** DIRECTIVE **
Exclude the pictures, then copy all remaining records exactly.
--- start of DATA FOR THIS EXERCISE ---
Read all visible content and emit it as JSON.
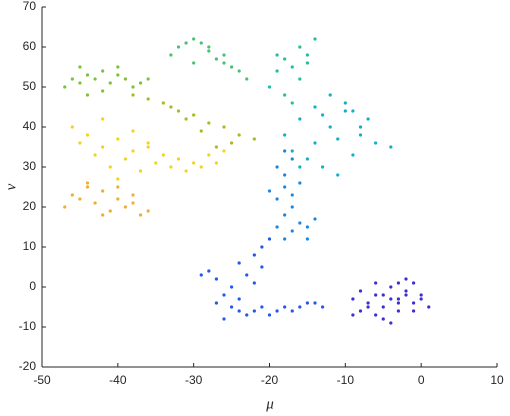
{
  "chart_data": {
    "type": "scatter",
    "xlabel": "μ",
    "ylabel": "ν",
    "xlim": [
      -50,
      10
    ],
    "xticks": [
      -50,
      -40,
      -30,
      -20,
      -10,
      0,
      10
    ],
    "ylim": [
      -20,
      70
    ],
    "yticks": [
      -20,
      -10,
      0,
      10,
      20,
      30,
      40,
      50,
      60,
      70
    ],
    "series": [
      {
        "color": "#3c2fd0",
        "x": [
          -9,
          -8,
          -7,
          -6,
          -5,
          -4,
          -3,
          -2,
          -1,
          0,
          1,
          -8,
          -6,
          -5,
          -4,
          -3,
          -2,
          -1,
          -7,
          -5,
          -3,
          -2,
          -4,
          -6,
          -9,
          -1,
          0,
          -3
        ],
        "y": [
          -3,
          -6,
          -4,
          -2,
          -5,
          -3,
          -4,
          -2,
          -6,
          -3,
          -5,
          -1,
          -7,
          -8,
          0,
          1,
          -1,
          -4,
          -5,
          -2,
          -6,
          2,
          -9,
          1,
          -7,
          1,
          -2,
          -3
        ]
      },
      {
        "color": "#2458e6",
        "x": [
          -29,
          -28,
          -27,
          -26,
          -25,
          -24,
          -23,
          -22,
          -21,
          -20,
          -19,
          -18,
          -17,
          -16,
          -15,
          -14,
          -13,
          -26,
          -24,
          -22,
          -21,
          -23,
          -22,
          -21,
          -20,
          -24,
          -27,
          -25
        ],
        "y": [
          3,
          4,
          2,
          -2,
          -5,
          -6,
          -7,
          -6,
          -5,
          -7,
          -6,
          -5,
          -6,
          -5,
          -4,
          -4,
          -5,
          -8,
          -3,
          1,
          5,
          3,
          8,
          10,
          12,
          6,
          -4,
          0
        ]
      },
      {
        "color": "#1e88e0",
        "x": [
          -19,
          -18,
          -17,
          -16,
          -15,
          -14,
          -19,
          -18,
          -17,
          -18,
          -19,
          -17,
          -16,
          -20,
          -18,
          -15,
          -17,
          -18
        ],
        "y": [
          15,
          18,
          14,
          16,
          12,
          17,
          22,
          25,
          20,
          28,
          30,
          32,
          26,
          24,
          34,
          15,
          23,
          12
        ]
      },
      {
        "color": "#12b0c8",
        "x": [
          -18,
          -16,
          -14,
          -12,
          -10,
          -8,
          -6,
          -4,
          -17,
          -15,
          -13,
          -11,
          -9,
          -7,
          -12,
          -10,
          -14,
          -8,
          -13,
          -11,
          -16,
          -9
        ],
        "y": [
          38,
          42,
          45,
          40,
          44,
          38,
          36,
          35,
          34,
          32,
          30,
          28,
          33,
          42,
          48,
          46,
          36,
          40,
          43,
          37,
          30,
          44
        ]
      },
      {
        "color": "#1fbfa0",
        "x": [
          -20,
          -19,
          -18,
          -17,
          -16,
          -15,
          -14,
          -18,
          -16,
          -15,
          -17,
          -19
        ],
        "y": [
          50,
          54,
          57,
          55,
          60,
          58,
          62,
          48,
          52,
          56,
          46,
          58
        ]
      },
      {
        "color": "#4cc070",
        "x": [
          -33,
          -32,
          -31,
          -30,
          -29,
          -28,
          -27,
          -26,
          -25,
          -24,
          -23,
          -30,
          -28,
          -26
        ],
        "y": [
          58,
          60,
          61,
          62,
          61,
          59,
          57,
          56,
          55,
          54,
          52,
          56,
          60,
          58
        ]
      },
      {
        "color": "#7cc23c",
        "x": [
          -47,
          -46,
          -45,
          -44,
          -43,
          -42,
          -41,
          -40,
          -39,
          -38,
          -37,
          -36,
          -44,
          -42,
          -40,
          -45
        ],
        "y": [
          50,
          52,
          51,
          53,
          52,
          54,
          51,
          53,
          52,
          50,
          51,
          52,
          48,
          49,
          55,
          55
        ]
      },
      {
        "color": "#b0b820",
        "x": [
          -38,
          -36,
          -34,
          -32,
          -30,
          -28,
          -26,
          -24,
          -22,
          -33,
          -29,
          -25,
          -31,
          -27
        ],
        "y": [
          48,
          47,
          46,
          44,
          43,
          41,
          40,
          38,
          37,
          45,
          39,
          36,
          42,
          35
        ]
      },
      {
        "color": "#f2d41e",
        "x": [
          -46,
          -45,
          -44,
          -43,
          -42,
          -41,
          -40,
          -39,
          -38,
          -37,
          -36,
          -35,
          -34,
          -33,
          -32,
          -31,
          -30,
          -29,
          -28,
          -27,
          -26,
          -40,
          -38,
          -36,
          -42
        ],
        "y": [
          40,
          36,
          38,
          33,
          35,
          30,
          37,
          32,
          34,
          29,
          35,
          31,
          33,
          30,
          32,
          29,
          31,
          30,
          33,
          31,
          34,
          27,
          39,
          36,
          42
        ]
      },
      {
        "color": "#eeae34",
        "x": [
          -47,
          -46,
          -45,
          -44,
          -43,
          -42,
          -41,
          -40,
          -39,
          -38,
          -37,
          -36,
          -44,
          -42,
          -40,
          -38
        ],
        "y": [
          20,
          23,
          22,
          25,
          21,
          24,
          19,
          22,
          20,
          23,
          18,
          19,
          26,
          18,
          25,
          21
        ]
      }
    ]
  }
}
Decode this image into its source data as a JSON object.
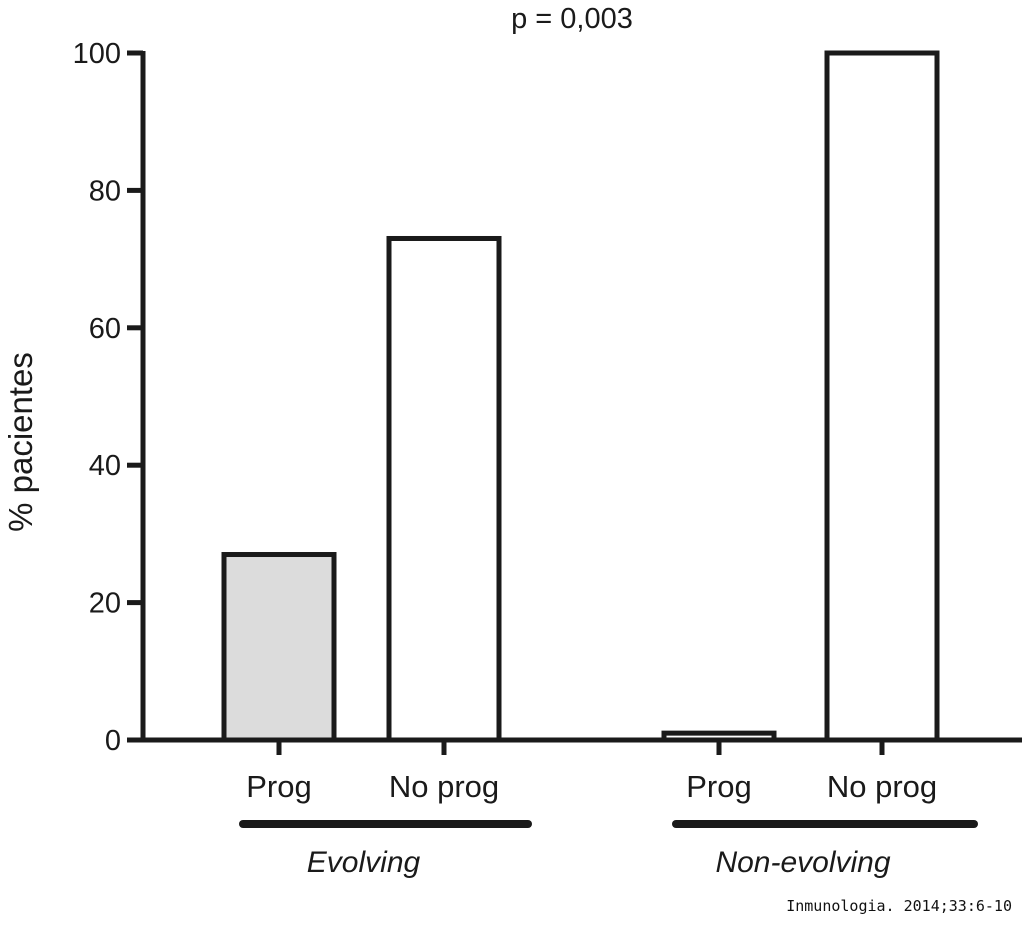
--- end of DATA FOR THIS EXERCISE ---
** RESPONSE FOR THIS EXERCISE **
Read all visible content and emit it as JSON.
{
  "chart_data": {
    "type": "scatter",
    "xlabel": "μ",
    "ylabel": "ν",
    "xlim": [
      -50,
      10
    ],
    "xticks": [
      -50,
      -40,
      -30,
      -20,
      -10,
      0,
      10
    ],
    "ylim": [
      -20,
      70
    ],
    "yticks": [
      -20,
      -10,
      0,
      10,
      20,
      30,
      40,
      50,
      60,
      70
    ],
    "series": [
      {
        "color": "#3c2fd0",
        "x": [
          -9,
          -8,
          -7,
          -6,
          -5,
          -4,
          -3,
          -2,
          -1,
          0,
          1,
          -8,
          -6,
          -5,
          -4,
          -3,
          -2,
          -1,
          -7,
          -5,
          -3,
          -2,
          -4,
          -6,
          -9,
          -1,
          0,
          -3
        ],
        "y": [
          -3,
          -6,
          -4,
          -2,
          -5,
          -3,
          -4,
          -2,
          -6,
          -3,
          -5,
          -1,
          -7,
          -8,
          0,
          1,
          -1,
          -4,
          -5,
          -2,
          -6,
          2,
          -9,
          1,
          -7,
          1,
          -2,
          -3
        ]
      },
      {
        "color": "#2458e6",
        "x": [
          -29,
          -28,
          -27,
          -26,
          -25,
          -24,
          -23,
          -22,
          -21,
          -20,
          -19,
          -18,
          -17,
          -16,
          -15,
          -14,
          -13,
          -26,
          -24,
          -22,
          -21,
          -23,
          -22,
          -21,
          -20,
          -24,
          -27,
          -25
        ],
        "y": [
          3,
          4,
          2,
          -2,
          -5,
          -6,
          -7,
          -6,
          -5,
          -7,
          -6,
          -5,
          -6,
          -5,
          -4,
          -4,
          -5,
          -8,
          -3,
          1,
          5,
          3,
          8,
          10,
          12,
          6,
          -4,
          0
        ]
      },
      {
        "color": "#1e88e0",
        "x": [
          -19,
          -18,
          -17,
          -16,
          -15,
          -14,
          -19,
          -18,
          -17,
          -18,
          -19,
          -17,
          -16,
          -20,
          -18,
          -15,
          -17,
          -18
        ],
        "y": [
          15,
          18,
          14,
          16,
          12,
          17,
          22,
          25,
          20,
          28,
          30,
          32,
          26,
          24,
          34,
          15,
          23,
          12
        ]
      },
      {
        "color": "#12b0c8",
        "x": [
          -18,
          -16,
          -14,
          -12,
          -10,
          -8,
          -6,
          -4,
          -17,
          -15,
          -13,
          -11,
          -9,
          -7,
          -12,
          -10,
          -14,
          -8,
          -13,
          -11,
          -16,
          -9
        ],
        "y": [
          38,
          42,
          45,
          40,
          44,
          38,
          36,
          35,
          34,
          32,
          30,
          28,
          33,
          42,
          48,
          46,
          36,
          40,
          43,
          37,
          30,
          44
        ]
      },
      {
        "color": "#1fbfa0",
        "x": [
          -20,
          -19,
          -18,
          -17,
          -16,
          -15,
          -14,
          -18,
          -16,
          -15,
          -17,
          -19
        ],
        "y": [
          50,
          54,
          57,
          55,
          60,
          58,
          62,
          48,
          52,
          56,
          46,
          58
        ]
      },
      {
        "color": "#4cc070",
        "x": [
          -33,
          -32,
          -31,
          -30,
          -29,
          -28,
          -27,
          -26,
          -25,
          -24,
          -23,
          -30,
          -28,
          -26
        ],
        "y": [
          58,
          60,
          61,
          62,
          61,
          59,
          57,
          56,
          55,
          54,
          52,
          56,
          60,
          58
        ]
      },
      {
        "color": "#7cc23c",
        "x": [
          -47,
          -46,
          -45,
          -44,
          -43,
          -42,
          -41,
          -40,
          -39,
          -38,
          -37,
          -36,
          -44,
          -42,
          -40,
          -45
        ],
        "y": [
          50,
          52,
          51,
          53,
          52,
          54,
          51,
          53,
          52,
          50,
          51,
          52,
          48,
          49,
          55,
          55
        ]
      },
      {
        "color": "#b0b820",
        "x": [
          -38,
          -36,
          -34,
          -32,
          -30,
          -28,
          -26,
          -24,
          -22,
          -33,
          -29,
          -25,
          -31,
          -27
        ],
        "y": [
          48,
          47,
          46,
          44,
          43,
          41,
          40,
          38,
          37,
          45,
          39,
          36,
          42,
          35
        ]
      },
      {
        "color": "#f2d41e",
        "x": [
          -46,
          -45,
          -44,
          -43,
          -42,
          -41,
          -40,
          -39,
          -38,
          -37,
          -36,
          -35,
          -34,
          -33,
          -32,
          -31,
          -30,
          -29,
          -28,
          -27,
          -26,
          -40,
          -38,
          -36,
          -42
        ],
        "y": [
          40,
          36,
          38,
          33,
          35,
          30,
          37,
          32,
          34,
          29,
          35,
          31,
          33,
          30,
          32,
          29,
          31,
          30,
          33,
          31,
          34,
          27,
          39,
          36,
          42
        ]
      },
      {
        "color": "#eeae34",
        "x": [
          -47,
          -46,
          -45,
          -44,
          -43,
          -42,
          -41,
          -40,
          -39,
          -38,
          -37,
          -36,
          -44,
          -42,
          -40,
          -38
        ],
        "y": [
          20,
          23,
          22,
          25,
          21,
          24,
          19,
          22,
          20,
          23,
          18,
          19,
          26,
          18,
          25,
          21
        ]
      }
    ]
  }
}
Decode this image into its source data as a JSON object.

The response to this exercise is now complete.